TEXTE DE LA PAGE:
####

Une conséquence concrète de cette découverte de fraude massive et sophistiquée dans sa forme a été de donner un coup de projecteur sur la nécessité de renforcer les systèmes anti-fraude dans le secteur de l’aide — non limitée au Congo —, l’enjeu restant cependant de ne pas retarder la mise en œuvre des programmes d’urgence. Les scandales de pots-de-vin impliquant des professionnels de l’aide ne sont malheureusement pas nouveaux, mais en portant un éclairage particulièrement cru sur la corruption qui gangrène les ONG en RDC, l’enquête de The New Humanitarian éclaire sur les tabous existants. Sur neuf ONG internationales mises en cause par l’enquête, cinq seulement ont diligenté une enquête interne, et sur ces cinq, peu sont allées dans le détail. Les agents fraudeurs identifiés ont généralement été licenciés, mais au vu du climat d’impunité régnant dans le pays, cela n’a en rien empêché leur recrutement dans une autre ONG.

La RDC n’a bien sûr pas le monopole de telles pratiques, qui sont finalement révélatrices d’une défaillance de fond dans les systèmes de contrôle appliqués par les acteurs de l’aide. C’est en tout cas un paradoxe avec la professionnalisation de plus en plus marquée du secteur, qui ne cesse de créer de nouveaux cadres pour se border en termes de redevabilité financière. Si beaucoup d’efforts sont orientés vers les contrôles budgétaires, peu en comparaison est orienté vers la redevabilité opérationnelle, le contrôle qualité des opérations et la perception du service rendu par les personnes récipiendaires. Il serait cependant erroné de penser que le juste dosage est facile à trouver entre les nécessités de programme et les nécessités d’audit dans des contextes d’enveloppes financières qui sont généralement non extensibles.

Comment lutter contre ?

####

ENREGISTREMENTS FOURNIS:
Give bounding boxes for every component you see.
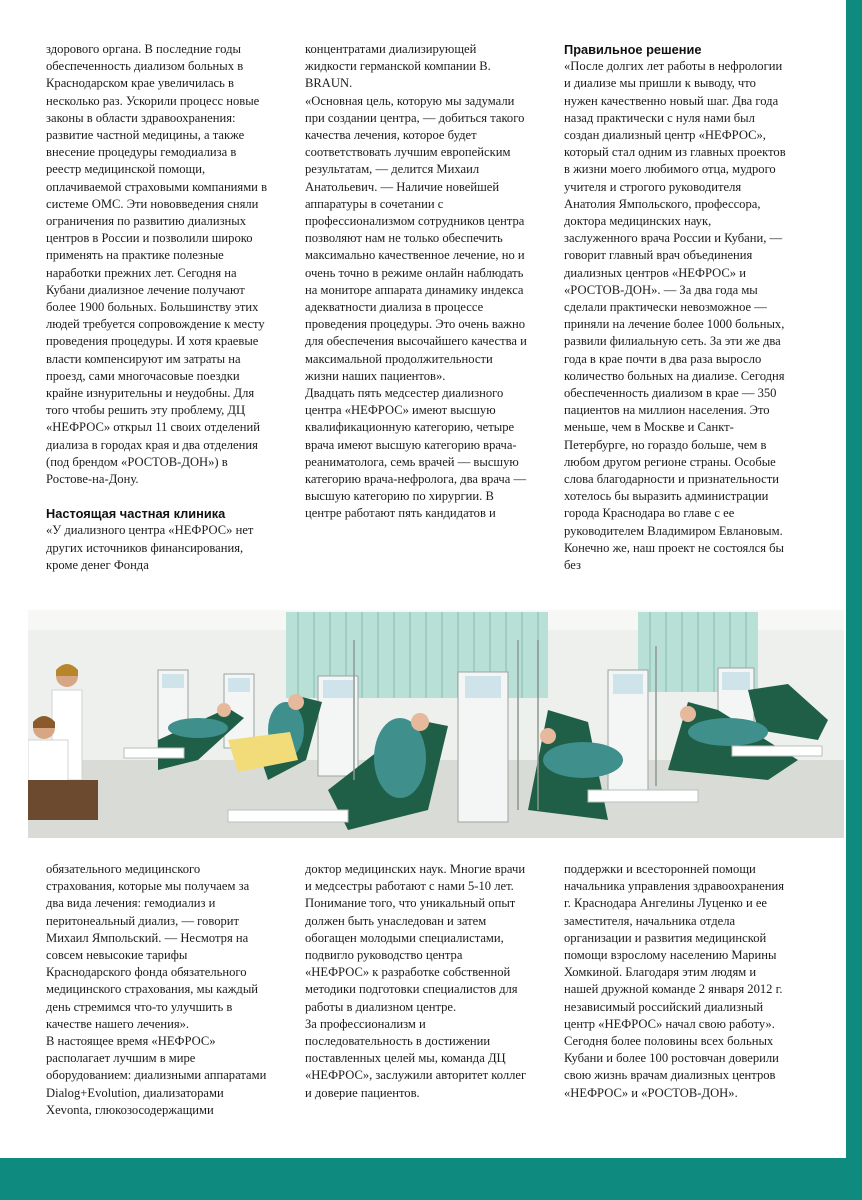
- patient: [168, 718, 228, 738]
- paragraph: За профессионализм и последовательность в достижении поставленных целей мы, команда ДЦ «НЕФРОС», заслужили авторитет коллег и доверие пациентов.: [305, 1016, 527, 1100]
- text-column-3: [564, 41, 786, 574]
- paragraph: «У диализного центра «НЕФРОС» нет других источников финансирования, кроме денег Фонда: [46, 523, 254, 572]
- patient: [543, 742, 623, 778]
- paragraph: «После долгих лет работы в нефрологии и диализе мы пришли к выводу, что нужен качественно новый шаг. Два года назад практически с нуля нами был создан диализный центр «НЕФРОС», который стал одним из главных проектов в жизни моего любимого отца, мудрого учителя и строгого руководителя Анатолия Ямпольского, профессора, доктора медицинских наук, заслуженного врача России и Кубани, — говорит главный врач объединения диализных центров «НЕФРОС» и «РОСТОВ-ДОН». — За два года мы сделали практически невозможное — приняли на лечение более 1000 больных, развили филиальную сеть. За эти же два года в крае почти в два раза выросло количество больных на диализе. Сегодня обеспеченность диализом в крае — 350 пациентов на миллион населения. Это меньше, чем в Москве и Санкт-Петербурге, но гораздо больше, чем в любом другом регионе страны. Особые слова благодарности и признательности хотелось бы выразить администрации города Краснодара во главе с ее руководителем Владимиром Евлановым. Конечно же, наш проект не состоялся бы без: [564, 59, 786, 573]
- section-heading: Правильное решение: [564, 42, 702, 57]
- paragraph: доктор медицинских наук. Многие врачи и медсестры работают с нами 5-10 лет.: [305, 862, 526, 894]
- paragraph: «Основная цель, которую мы задумали при создании центра, — добиться такого качества лечения, которое будет соответствовать лучшим европейским результатам, — делится Михаил Анатольевич. — Наличие новейшей аппаратуры в сочетании с профессионализмом сотрудников центра позволяют нам не только обеспечить максимально качественное лечение, но и очень точно в режиме онлайн наблюдать на мониторе аппарата динамику индекса адекватности диализа в процессе проведения процедуры. Это очень важно для обеспечения высочайшего качества и максимальной продолжительности жизни наших пациентов».: [305, 93, 527, 383]
- paragraph: обязательного медицинского страхования, которые мы получаем за два вида лечения: гемодиализ и перитонеальный диализ, — говорит Михаил Ямпольский. — Несмотря на совсем невысокие тарифы Краснодарского фонда обязательного медицинского страхования, мы каждый день стремимся что-то улучшить в качестве нашего лечения».: [46, 862, 259, 1031]
- paragraph: Понимание того, что уникальный опыт должен быть унаследован и затем обогащен молодыми специалистами, подвигло руководство центра «НЕФРОС» к разработке собственной методики подготовки специалистов для работы в диализном центре.: [305, 896, 518, 1014]
- section-heading: Настоящая частная клиника: [46, 506, 226, 522]
- text-column-6: [564, 861, 786, 1102]
- paragraph: Двадцать пять медсестер диализного центра «НЕФРОС» имеют высшую квалификационную категорию, четыре врача имеют высшую категорию врача-реаниматолога, семь врачей — высшую категорию врача-нефролога, два врача — высшую категорию по хирургии. В центре работают пять кандидатов и: [305, 386, 527, 521]
- text-column-4: [46, 861, 268, 1119]
- text-column-5: [305, 861, 527, 1102]
- text-column-2: [305, 41, 527, 523]
- text-column-1: [46, 41, 268, 574]
- bed-table: [588, 790, 698, 802]
- patient: [688, 718, 768, 746]
- dialysis-ward-illustration: [28, 610, 844, 838]
- bed-table: [228, 810, 348, 822]
- paragraph: поддержки и всесторонней помощи начальника управления здравоохранения г. Краснодара Ангелины Луценко и ее заместителя, начальника отдела организации и развития медицинской помощи взрослому населению Марины Хомкиной. Благодаря этим людям и нашей дружной команде 2 января 2012 г. независимый российский диализный центр «НЕФРОС» начал свою работу». Сегодня более половины всех больных Кубани и более 100 ростовчан доверили свою жизнь врачам диализных центров «НЕФРОС» и «РОСТОВ-ДОН».: [564, 862, 784, 1100]
- bed-table: [732, 746, 822, 756]
- bottom-accent-bar: [0, 1158, 862, 1200]
- paragraph: здорового органа. В последние годы обеспеченность диализом больных в Краснодарском крае увеличилась в несколько раз. Ускорили процесс новые законы в области здравоохранения: развитие частной медицины, а также внесение процедуры гемодиализа в реестр медицинской помощи, оплачиваемой страховыми компаниями в системе ОМС. Эти нововведения сняли ограничения по развитию диализных центров в России и позволили широко применять на практике полезные наработки прежних лет. Сегодня на Кубани диализное лечение получают более 1900 больных. Большинству этих людей требуется сопровождение к месту проведения процедуры. И хотя краевые власти компенсируют им затраты на проезд, сами многочасовые поездки крайне изнурительны и неудобны. Для того чтобы решить эту проблему, ДЦ «НЕФРОС» открыл 11 своих отделений диализа в городах края и два отделения (под брендом «РОСТОВ-ДОН») в Ростове-на-Дону.: [46, 42, 268, 487]
- dialysis-ward-photo: [28, 610, 844, 838]
- paragraph: В настоящее время «НЕФРОС» располагает лучшим в мире оборудованием: диализными аппаратами Dialog+Evolution, диализаторами Xevonta, глюкозосодержащими: [46, 1034, 267, 1117]
- right-accent-bar: [846, 0, 862, 1158]
- bed-table: [124, 748, 184, 758]
- paragraph: концентратами диализирующей жидкости германской компании B. BRAUN.: [305, 42, 491, 91]
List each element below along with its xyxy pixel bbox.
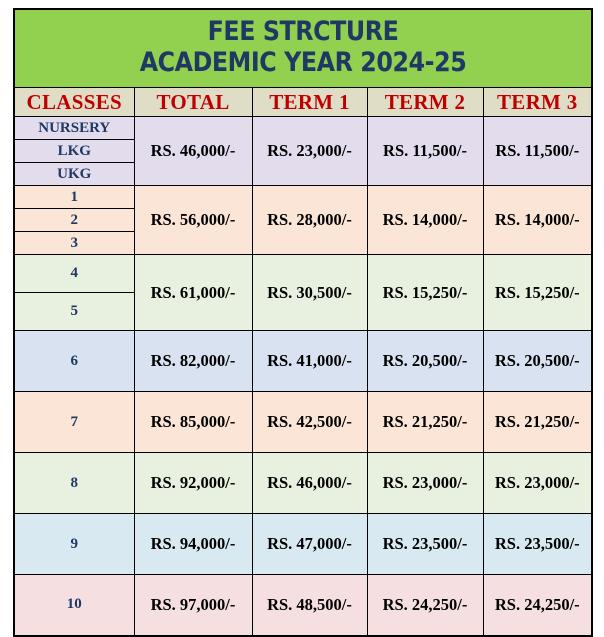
fee-amount-total: RS. 56,000/- [134, 186, 252, 255]
fee-amount-total: RS. 46,000/- [134, 117, 252, 186]
class-label-cell: 3 [14, 232, 134, 255]
title-line-1: FEE STRCTURE [207, 16, 399, 47]
fee-amount-total: RS. 92,000/- [134, 453, 252, 514]
column-header-term1: TERM 1 [252, 88, 367, 117]
fee-amount-term2: RS. 21,250/- [367, 392, 483, 453]
fee-amount-term2: RS. 20,500/- [367, 331, 483, 392]
table-row [14, 255, 592, 293]
fee-amount-term3: RS. 23,000/- [483, 453, 592, 514]
class-label-cell: LKG [14, 140, 134, 163]
title-line-2: ACADEMIC YEAR 2024-25 [139, 47, 467, 78]
fee-amount-term1: RS. 41,000/- [252, 331, 367, 392]
fee-amount-total: RS. 61,000/- [134, 255, 252, 331]
fee-amount-term2: RS. 23,000/- [367, 453, 483, 514]
fee-amount-term3: RS. 20,500/- [483, 331, 592, 392]
column-header-term2: TERM 2 [367, 88, 483, 117]
column-header-classes: CLASSES [14, 88, 134, 117]
fee-table-container [13, 8, 591, 637]
column-header-total: TOTAL [134, 88, 252, 117]
fee-amount-term2: RS. 23,500/- [367, 514, 483, 575]
fee-amount-total: RS. 94,000/- [134, 514, 252, 575]
fee-amount-term1: RS. 47,000/- [252, 514, 367, 575]
table-row [14, 514, 592, 575]
title-row [14, 9, 592, 88]
class-label-cell: 7 [14, 392, 134, 453]
fee-amount-term2: RS. 15,250/- [367, 255, 483, 331]
document-title [14, 9, 592, 88]
column-header-term3: TERM 3 [483, 88, 592, 117]
class-label-cell: 4 [14, 255, 134, 293]
fee-amount-term1: RS. 30,500/- [252, 255, 367, 331]
fee-amount-term3: RS. 24,250/- [483, 575, 592, 636]
class-label-cell: 6 [14, 331, 134, 392]
fee-amount-term1: RS. 42,500/- [252, 392, 367, 453]
fee-amount-total: RS. 85,000/- [134, 392, 252, 453]
table-row [14, 117, 592, 140]
fee-amount-term3: RS. 15,250/- [483, 255, 592, 331]
table-row [14, 392, 592, 453]
column-header-row [14, 88, 592, 117]
fee-amount-term3: RS. 11,500/- [483, 117, 592, 186]
class-label-cell: 10 [14, 575, 134, 636]
class-label-cell: 8 [14, 453, 134, 514]
fee-amount-term3: RS. 21,250/- [483, 392, 592, 453]
table-row [14, 186, 592, 209]
fee-amount-total: RS. 82,000/- [134, 331, 252, 392]
fee-amount-term3: RS. 23,500/- [483, 514, 592, 575]
table-row [14, 575, 592, 636]
table-head [14, 9, 592, 117]
fee-amount-term1: RS. 23,000/- [252, 117, 367, 186]
class-label-cell: 9 [14, 514, 134, 575]
table-row [14, 331, 592, 392]
table-body [14, 117, 592, 636]
fee-amount-term2: RS. 11,500/- [367, 117, 483, 186]
fee-amount-total: RS. 97,000/- [134, 575, 252, 636]
fee-amount-term1: RS. 28,000/- [252, 186, 367, 255]
fee-amount-term3: RS. 14,000/- [483, 186, 592, 255]
table-row [14, 453, 592, 514]
class-label-cell: UKG [14, 163, 134, 186]
class-label-cell: 2 [14, 209, 134, 232]
class-label-cell: NURSERY [14, 117, 134, 140]
fee-amount-term1: RS. 46,000/- [252, 453, 367, 514]
fee-structure-table [13, 8, 593, 637]
fee-amount-term1: RS. 48,500/- [252, 575, 367, 636]
class-label-cell: 5 [14, 293, 134, 331]
class-label-cell: 1 [14, 186, 134, 209]
fee-amount-term2: RS. 14,000/- [367, 186, 483, 255]
fee-amount-term2: RS. 24,250/- [367, 575, 483, 636]
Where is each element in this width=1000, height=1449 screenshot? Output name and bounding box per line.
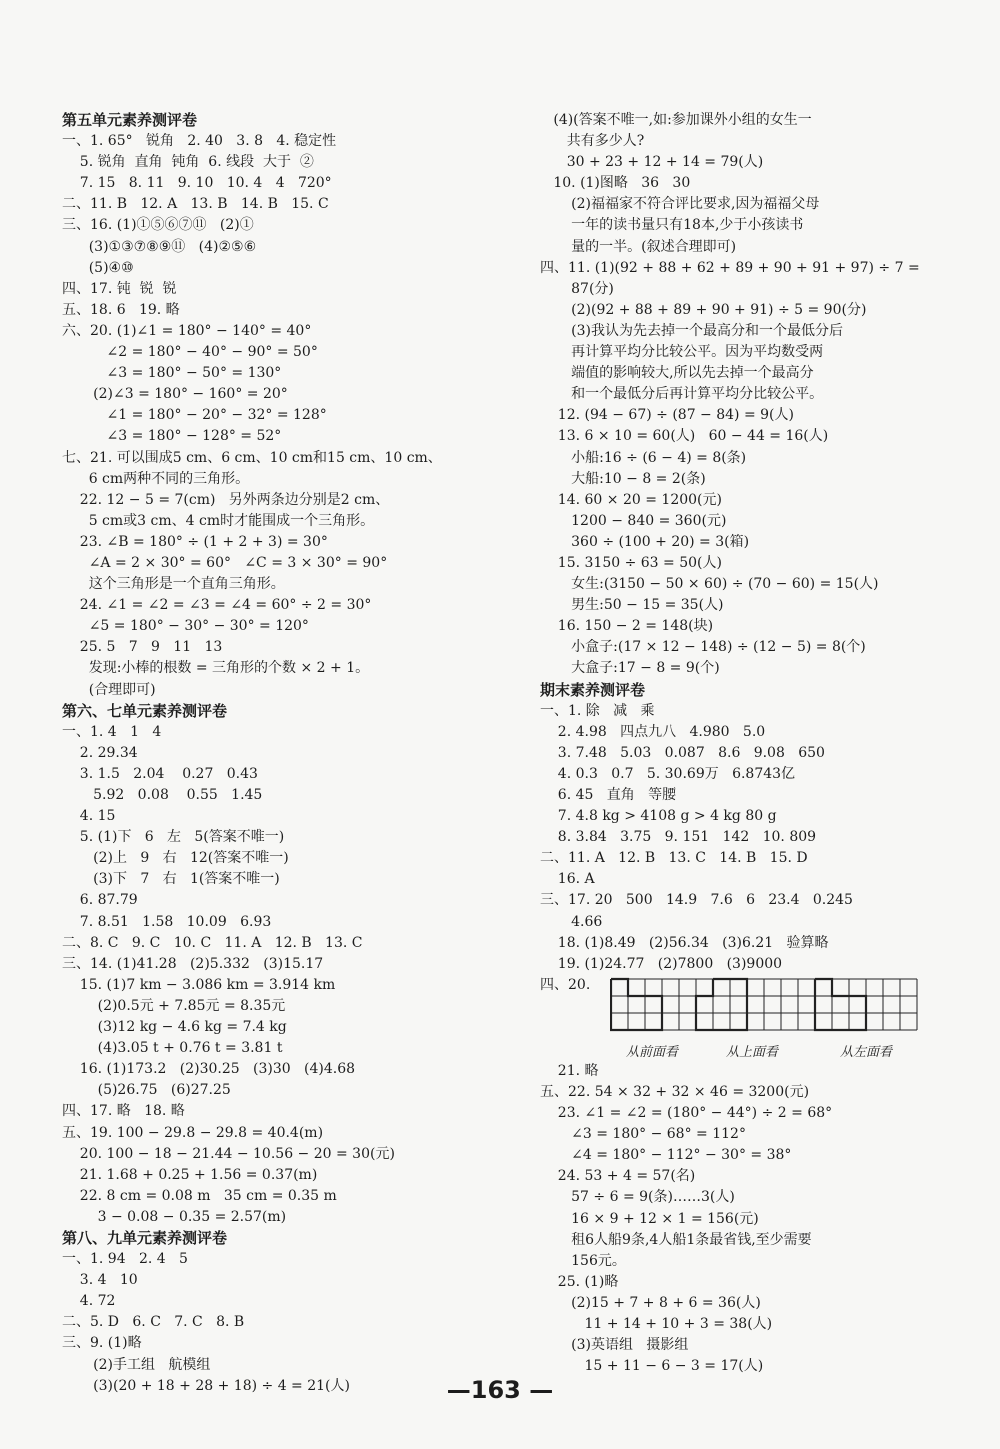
answer-line: 小盒子:(17 × 12 − 148) ÷ (12 − 5) = 8(个) bbox=[540, 639, 866, 656]
answer-line: 156元。 bbox=[540, 1252, 626, 1269]
answer-line: 7. 4.8 kg > 4108 g > 4 kg 80 g bbox=[540, 808, 777, 825]
answer-line: 五、19. 100 − 29.8 − 29.8 = 40.4(m) bbox=[62, 1124, 324, 1141]
answer-line: 端值的影响较大,所以先去掉一个最高分 bbox=[540, 365, 814, 382]
answer-line: 22. 12 − 5 = 7(cm) 另外两条边分别是2 cm、 bbox=[62, 491, 390, 508]
answer-line: 16. (1)173.2 (2)30.25 (3)30 (4)4.68 bbox=[62, 1061, 356, 1078]
answer-line: 24. 53 + 4 = 57(名) bbox=[540, 1168, 696, 1185]
section-heading: 期末素养测评卷 bbox=[540, 680, 646, 699]
answer-line: 三、16. (1)①⑤⑥⑦⑪ (2)① bbox=[62, 217, 254, 234]
answer-line: ∠2 = 180° − 40° − 90° = 50° bbox=[62, 344, 318, 361]
answer-line: 量的一半。(叙述合理即可) bbox=[540, 238, 737, 255]
answer-line: 57 ÷ 6 = 9(条)……3(人) bbox=[540, 1189, 735, 1206]
answer-line: 10. (1)图略 36 30 bbox=[540, 175, 691, 192]
answer-line: 87(分) bbox=[540, 280, 614, 297]
answer-line: (5)26.75 (6)27.25 bbox=[62, 1082, 231, 1099]
answer-line: 租6人船9条,4人船1条最省钱,至少需要 bbox=[540, 1231, 812, 1248]
answer-line: (3)(20 + 18 + 28 + 18) ÷ 4 = 21(人) bbox=[62, 1377, 350, 1394]
answer-line: (2)福福家不符合评比要求,因为福福父母 bbox=[540, 196, 820, 213]
answer-line: ∠5 = 180° − 30° − 30° = 120° bbox=[62, 618, 309, 635]
answer-line: 15 + 11 − 6 − 3 = 17(人) bbox=[540, 1358, 764, 1375]
answer-line: 30 + 23 + 12 + 14 = 79(人) bbox=[540, 154, 764, 171]
answer-grid bbox=[610, 977, 930, 1035]
answer-line: 15. (1)7 km − 3.086 km = 3.914 km bbox=[62, 976, 336, 993]
answer-line: 5. 锐角 直角 钝角 6. 线段 大于 ② bbox=[62, 154, 314, 171]
right-column-top bbox=[540, 110, 960, 975]
answer-line: 小船:16 ÷ (6 − 4) = 8(条) bbox=[540, 449, 747, 466]
answer-line: 一、1. 94 2. 4 5 bbox=[62, 1251, 188, 1268]
answer-line: 这个三角形是一个直角三角形。 bbox=[62, 576, 285, 593]
answer-line: 21. 略 bbox=[540, 1062, 599, 1079]
answer-line: (4)(答案不唯一,如:参加课外小组的女生一 bbox=[540, 112, 812, 128]
answer-line: 11 + 14 + 10 + 3 = 38(人) bbox=[540, 1315, 773, 1332]
answer-line: (合理即可) bbox=[62, 681, 156, 698]
answer-line: 二、11. A 12. B 13. C 14. B 15. D bbox=[540, 850, 808, 867]
answer-line: 一年的读书量只有18本,少于小孩读书 bbox=[540, 217, 804, 234]
answer-line: 6. 87.79 bbox=[62, 892, 138, 909]
answer-line: (3)下 7 右 1(答案不唯一) bbox=[62, 871, 280, 888]
answer-line: (2)(92 + 88 + 89 + 90 + 91) ÷ 5 = 90(分) bbox=[540, 301, 867, 318]
answer-line: 24. ∠1 = ∠2 = ∠3 = ∠4 = 60° ÷ 2 = 30° bbox=[62, 597, 372, 614]
answer-line: 3. 7.48 5.03 0.087 8.6 9.08 650 bbox=[540, 744, 825, 761]
answer-line: 15. 3150 ÷ 63 = 50(人) bbox=[540, 554, 722, 571]
answer-line: 四、11. (1)(92 + 88 + 62 + 89 + 90 + 91 + 97) ÷ 7 = bbox=[540, 259, 920, 276]
answer-line: 16. 150 − 2 = 148(块) bbox=[540, 618, 714, 635]
answer-line: 共有多少人? bbox=[540, 133, 645, 150]
answer-line: 23. ∠B = 180° ÷ (1 + 2 + 3) = 30° bbox=[62, 533, 328, 550]
answer-line: 四、17. 略 18. 略 bbox=[62, 1103, 185, 1120]
answer-line: 7. 8.51 1.58 10.09 6.93 bbox=[62, 913, 272, 930]
answer-line: 二、8. C 9. C 10. C 11. A 12. B 13. C bbox=[62, 934, 363, 951]
answer-line: 一、1. 除 减 乘 bbox=[540, 702, 655, 719]
grid-question-label: 四、20. bbox=[540, 976, 591, 993]
answer-line: 18. (1)8.49 (2)56.34 (3)6.21 验算略 bbox=[540, 934, 829, 951]
grid-answer-row bbox=[540, 975, 960, 1039]
answer-line: 女生:(3150 − 50 × 60) ÷ (70 − 60) = 15(人) bbox=[540, 576, 879, 593]
answer-line: 4. 15 bbox=[62, 808, 116, 825]
answer-line: 2. 29.34 bbox=[62, 744, 138, 761]
answer-line: 12. (94 − 67) ÷ (87 − 84) = 9(人) bbox=[540, 407, 794, 424]
answer-line: 6 cm两种不同的三角形。 bbox=[62, 470, 250, 487]
answer-line: 8. 3.84 3.75 9. 151 142 10. 809 bbox=[540, 829, 817, 846]
answer-line: 5.92 0.08 0.55 1.45 bbox=[62, 787, 263, 803]
answer-line: 16. A bbox=[540, 871, 595, 888]
view-outline bbox=[815, 979, 866, 1030]
answer-line: 大盒子:17 − 8 = 9(个) bbox=[540, 660, 720, 677]
answer-line: (2)∠3 = 180° − 160° = 20° bbox=[62, 386, 288, 403]
answer-line: 二、5. D 6. C 7. C 8. B bbox=[62, 1314, 245, 1331]
grid-caption-left: 从左面看 bbox=[840, 1044, 893, 1060]
answer-line: 一、1. 65° 锐角 2. 40 3. 8 4. 稳定性 bbox=[62, 133, 337, 150]
answer-line: 再计算平均分比较公平。因为平均数受两 bbox=[540, 344, 824, 361]
answer-line: 23. ∠1 = ∠2 = (180° − 44°) ÷ 2 = 68° bbox=[540, 1105, 833, 1122]
answer-line: 20. 100 − 18 − 21.44 − 10.56 − 20 = 30(元) bbox=[62, 1145, 395, 1162]
answer-line: ∠3 = 180° − 128° = 52° bbox=[62, 428, 282, 445]
answer-line: ∠3 = 180° − 68° = 112° bbox=[540, 1126, 746, 1143]
answer-line: 七、21. 可以围成5 cm、6 cm、10 cm和15 cm、10 cm、 bbox=[62, 449, 442, 466]
answer-line: ∠4 = 180° − 112° − 30° = 38° bbox=[540, 1147, 792, 1164]
answer-line: (5)④⑩ bbox=[62, 259, 134, 276]
answer-line: (2)15 + 7 + 8 + 6 = 36(人) bbox=[540, 1294, 761, 1311]
answer-line: 六、20. (1)∠1 = 180° − 140° = 40° bbox=[62, 322, 312, 339]
section-heading: 第六、七单元素养测评卷 bbox=[62, 701, 228, 720]
answer-line: (3)12 kg − 4.6 kg = 7.4 kg bbox=[62, 1019, 287, 1036]
answer-line: 3. 1.5 2.04 0.27 0.43 bbox=[62, 765, 258, 782]
answer-line: 22. 8 cm = 0.08 m 35 cm = 0.35 m bbox=[62, 1187, 337, 1204]
section-heading: 第五单元素养测评卷 bbox=[62, 111, 198, 129]
page-number: —163 — bbox=[446, 1376, 554, 1404]
view-outline bbox=[696, 979, 747, 1030]
answer-line: 发现:小棒的根数 = 三角形的个数 × 2 + 1。 bbox=[62, 660, 370, 677]
answer-line: (3)我认为先去掉一个最高分和一个最低分后 bbox=[540, 322, 843, 339]
answer-line: 五、22. 54 × 32 + 32 × 46 = 3200(元) bbox=[540, 1083, 810, 1100]
answer-line: (3)英语组 摄影组 bbox=[540, 1337, 689, 1354]
answer-line: 13. 6 × 10 = 60(人) 60 − 44 = 16(人) bbox=[540, 428, 829, 445]
answer-line: 1200 − 840 = 360(元) bbox=[540, 512, 727, 529]
answer-line: ∠1 = 180° − 20° − 32° = 128° bbox=[62, 407, 327, 424]
answer-line: 和一个最低分后再计算平均分比较公平。 bbox=[540, 386, 824, 403]
answer-line: ∠A = 2 × 30° = 60° ∠C = 3 × 30° = 90° bbox=[62, 554, 388, 571]
answer-line: 五、18. 6 19. 略 bbox=[62, 301, 180, 318]
answer-line: 4. 72 bbox=[62, 1293, 116, 1310]
answer-line: 4.66 bbox=[540, 913, 603, 930]
grid-caption-top: 从上面看 bbox=[726, 1044, 779, 1060]
view-outline bbox=[611, 979, 662, 1030]
answer-line: 6. 45 直角 等腰 bbox=[540, 787, 677, 803]
answer-line: 5. (1)下 6 左 5(答案不唯一) bbox=[62, 829, 285, 846]
answer-line: 360 ÷ (100 + 20) = 3(箱) bbox=[540, 533, 750, 550]
right-column-bottom bbox=[540, 1061, 960, 1377]
answer-line: 25. (1)略 bbox=[540, 1273, 619, 1290]
answer-line: 16 × 9 + 12 × 1 = 156(元) bbox=[540, 1210, 759, 1227]
answer-line: 男生:50 − 15 = 35(人) bbox=[540, 597, 724, 614]
answer-line: 25. 5 7 9 11 13 bbox=[62, 639, 223, 656]
right-column bbox=[540, 110, 960, 1377]
answer-line: 一、1. 4 1 4 bbox=[62, 723, 162, 740]
answer-line: 4. 0.3 0.7 5. 30.69万 6.8743亿 bbox=[540, 765, 796, 782]
answer-line: (2)0.5元 + 7.85元 = 8.35元 bbox=[62, 997, 286, 1014]
answer-line: 2. 4.98 四点九八 4.980 5.0 bbox=[540, 723, 766, 740]
answer-line: 19. (1)24.77 (2)7800 (3)9000 bbox=[540, 955, 783, 972]
answer-line: 大船:10 − 8 = 2(条) bbox=[540, 470, 706, 487]
left-column bbox=[62, 110, 502, 1397]
answer-line: 三、9. (1)略 bbox=[62, 1335, 142, 1352]
section-heading: 第八、九单元素养测评卷 bbox=[62, 1228, 228, 1247]
answer-line: (3)①③⑦⑧⑨⑪ (4)②⑤⑥ bbox=[62, 238, 257, 255]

####

SÉRIE DE TÂCHES:
**a.** Dans le texte sur la fraude dans le secteur de l'aide, relevez tout ce vers quoi peu d'efforts sont orientés en comparaison des contrôles budgétaires.
**b.** Imprimez le passage du texte sur la fraude dans le secteur de l'aide qui commence aux mots « La RDC n’a bien » et s'arrête après les mots « Comment lutter contre ? ».
**c.** Donnez la suite du texte sur la fraude dans le secteur de l'aide, à partir de sa dernière phrase.

RÉSULTATS SUCCESSIFS:
**a.**
- la redevabilité opérationnelle
- le contrôle qualité des opérations
- la perception du service rendu par les personnes récipiendaires

**b.**
La RDC n’a bien sûr pas le monopole de telles pratiques, qui sont finalement révélatrices d’une défaillance de fond dans les systèmes de contrôle appliqués par les acteurs de l’aide. C’est en tout cas un paradoxe avec la professionnalisation de plus en plus marquée du secteur, qui ne cesse de créer de nouveaux cadres pour se border en termes de redevabilité financière. Si beaucoup d’efforts sont orientés vers les contrôles budgétaires, peu en comparaison est orienté vers la redevabilité opérationnelle, le contrôle qualité des opérations et la perception du service rendu par les personnes récipiendaires. Il serait cependant erroné de penser que le juste dosage est facile à trouver entre les nécessités de programme et les nécessités d’audit dans des contextes d’enveloppes financières qui sont généralement non extensibles.

Comment lutter contre ?

**c.**
L’Organisation de coopération et de développement économiques (OCDE) estime à 1260 milliards USD les effets liés à la corruption dans les pays en développement, et la tendance semble plutôt à la hausse ces dernières années. Attachée à la maîtrise de la destination des fonds alloués à l’aide publique au développement, la France a élaboré un plan pluriannuel de lutte contre la corruption et une stratégie anticorruption en lien avec son action de coopération internationale. Ce plan vient d’être renouvelé pour la période 2021-2030 avec une finalité double : éviter que l’aide apportée par la France dans le cadre de l’aide publique au développement ne serve à alimenter la corruption dans les pays partenaires, et soutenir la lutte anticorruption dans ces mêmes pays. La corruption étant multiforme et à des échelles différentes, ce n’est que de manière empirique que pourront pleinement être explorées les diversités de formes et de réponses apportées en matière de lutte anticorruption dans le secteur de l’aide. Suite à la découverte de la fraude à grande échelle en RDC, une task force inter-institutionnelle a été mise en place sur le sujet. Mais pour quiconque connait le Congo, on ne peut qu’être précautionneux dans les résultats à attendre.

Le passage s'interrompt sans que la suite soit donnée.